THE REQUEST:
Print each line of the listing once more, precisely as given.
▼▼▼
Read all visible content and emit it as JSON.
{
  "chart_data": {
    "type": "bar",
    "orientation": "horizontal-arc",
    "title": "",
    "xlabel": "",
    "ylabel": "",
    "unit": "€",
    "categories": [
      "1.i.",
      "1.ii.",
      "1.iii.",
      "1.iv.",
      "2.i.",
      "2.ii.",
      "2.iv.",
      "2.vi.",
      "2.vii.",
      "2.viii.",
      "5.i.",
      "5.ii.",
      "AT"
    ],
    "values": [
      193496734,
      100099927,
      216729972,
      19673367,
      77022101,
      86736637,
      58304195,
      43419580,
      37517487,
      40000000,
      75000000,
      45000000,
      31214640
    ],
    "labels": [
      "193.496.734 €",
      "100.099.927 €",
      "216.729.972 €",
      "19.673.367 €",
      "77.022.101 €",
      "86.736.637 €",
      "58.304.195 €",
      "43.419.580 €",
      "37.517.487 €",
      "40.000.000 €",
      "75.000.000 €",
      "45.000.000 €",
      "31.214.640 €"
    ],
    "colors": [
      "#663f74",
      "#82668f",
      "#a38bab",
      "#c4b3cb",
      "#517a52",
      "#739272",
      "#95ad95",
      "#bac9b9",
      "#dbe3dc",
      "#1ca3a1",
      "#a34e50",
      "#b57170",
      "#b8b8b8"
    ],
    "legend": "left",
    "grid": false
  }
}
▲▲▲
TASK RESPONSE:
Read all visible content and emit it as JSON.
{
  "chart_data": {
    "type": "bar",
    "orientation": "horizontal-arc",
    "title": "",
    "xlabel": "",
    "ylabel": "",
    "unit": "€",
    "categories": [
      "1.i.",
      "1.ii.",
      "1.iii.",
      "1.iv.",
      "2.i.",
      "2.ii.",
      "2.iv.",
      "2.vi.",
      "2.vii.",
      "2.viii.",
      "5.i.",
      "5.ii.",
      "AT"
    ],
    "values": [
      193496734,
      100099927,
      216729972,
      19673367,
      77022101,
      86736637,
      58304195,
      43419580,
      37517487,
      40000000,
      75000000,
      45000000,
      31214640
    ],
    "labels": [
      "193.496.734 €",
      "100.099.927 €",
      "216.729.972 €",
      "19.673.367 €",
      "77.022.101 €",
      "86.736.637 €",
      "58.304.195 €",
      "43.419.580 €",
      "37.517.487 €",
      "40.000.000 €",
      "75.000.000 €",
      "45.000.000 €",
      "31.214.640 €"
    ],
    "colors": [
      "#663f74",
      "#82668f",
      "#a38bab",
      "#c4b3cb",
      "#517a52",
      "#739272",
      "#95ad95",
      "#bac9b9",
      "#dbe3dc",
      "#1ca3a1",
      "#a34e50",
      "#b57170",
      "#b8b8b8"
    ],
    "legend": "left",
    "grid": false
  }
}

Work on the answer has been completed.